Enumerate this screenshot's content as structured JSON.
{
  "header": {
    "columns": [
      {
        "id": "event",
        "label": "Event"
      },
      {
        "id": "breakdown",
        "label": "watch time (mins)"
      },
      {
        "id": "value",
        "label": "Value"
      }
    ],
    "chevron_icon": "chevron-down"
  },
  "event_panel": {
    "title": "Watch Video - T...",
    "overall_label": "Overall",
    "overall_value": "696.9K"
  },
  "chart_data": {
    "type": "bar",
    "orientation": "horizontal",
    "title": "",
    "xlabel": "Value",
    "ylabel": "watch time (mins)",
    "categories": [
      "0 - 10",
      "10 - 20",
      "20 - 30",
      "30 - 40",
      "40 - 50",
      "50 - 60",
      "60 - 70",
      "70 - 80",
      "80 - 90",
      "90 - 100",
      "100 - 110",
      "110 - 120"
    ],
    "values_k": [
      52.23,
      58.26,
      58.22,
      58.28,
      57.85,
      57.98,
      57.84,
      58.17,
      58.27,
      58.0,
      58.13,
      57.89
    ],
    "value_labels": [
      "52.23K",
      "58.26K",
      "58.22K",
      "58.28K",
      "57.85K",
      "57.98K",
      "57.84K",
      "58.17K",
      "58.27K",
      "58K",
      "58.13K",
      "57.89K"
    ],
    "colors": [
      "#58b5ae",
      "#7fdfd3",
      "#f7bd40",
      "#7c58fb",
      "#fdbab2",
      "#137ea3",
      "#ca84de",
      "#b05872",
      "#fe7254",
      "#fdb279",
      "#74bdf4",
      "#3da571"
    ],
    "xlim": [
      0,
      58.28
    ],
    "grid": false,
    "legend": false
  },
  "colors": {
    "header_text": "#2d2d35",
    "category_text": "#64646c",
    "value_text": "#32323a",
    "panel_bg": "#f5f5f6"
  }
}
┄┄┄┄┄┄┄┄┄┄┄┄┄┄┄┄┄┄┄┄
Directive — Repeat every entry word for word.

Exercise solution —
Enumerate this screenshot's content as structured JSON.
{
  "header": {
    "columns": [
      {
        "id": "event",
        "label": "Event"
      },
      {
        "id": "breakdown",
        "label": "watch time (mins)"
      },
      {
        "id": "value",
        "label": "Value"
      }
    ],
    "chevron_icon": "chevron-down"
  },
  "event_panel": {
    "title": "Watch Video - T...",
    "overall_label": "Overall",
    "overall_value": "696.9K"
  },
  "chart_data": {
    "type": "bar",
    "orientation": "horizontal",
    "title": "",
    "xlabel": "Value",
    "ylabel": "watch time (mins)",
    "categories": [
      "0 - 10",
      "10 - 20",
      "20 - 30",
      "30 - 40",
      "40 - 50",
      "50 - 60",
      "60 - 70",
      "70 - 80",
      "80 - 90",
      "90 - 100",
      "100 - 110",
      "110 - 120"
    ],
    "values_k": [
      52.23,
      58.26,
      58.22,
      58.28,
      57.85,
      57.98,
      57.84,
      58.17,
      58.27,
      58.0,
      58.13,
      57.89
    ],
    "value_labels": [
      "52.23K",
      "58.26K",
      "58.22K",
      "58.28K",
      "57.85K",
      "57.98K",
      "57.84K",
      "58.17K",
      "58.27K",
      "58K",
      "58.13K",
      "57.89K"
    ],
    "colors": [
      "#58b5ae",
      "#7fdfd3",
      "#f7bd40",
      "#7c58fb",
      "#fdbab2",
      "#137ea3",
      "#ca84de",
      "#b05872",
      "#fe7254",
      "#fdb279",
      "#74bdf4",
      "#3da571"
    ],
    "xlim": [
      0,
      58.28
    ],
    "grid": false,
    "legend": false
  },
  "colors": {
    "header_text": "#2d2d35",
    "category_text": "#64646c",
    "value_text": "#32323a",
    "panel_bg": "#f5f5f6"
  }
}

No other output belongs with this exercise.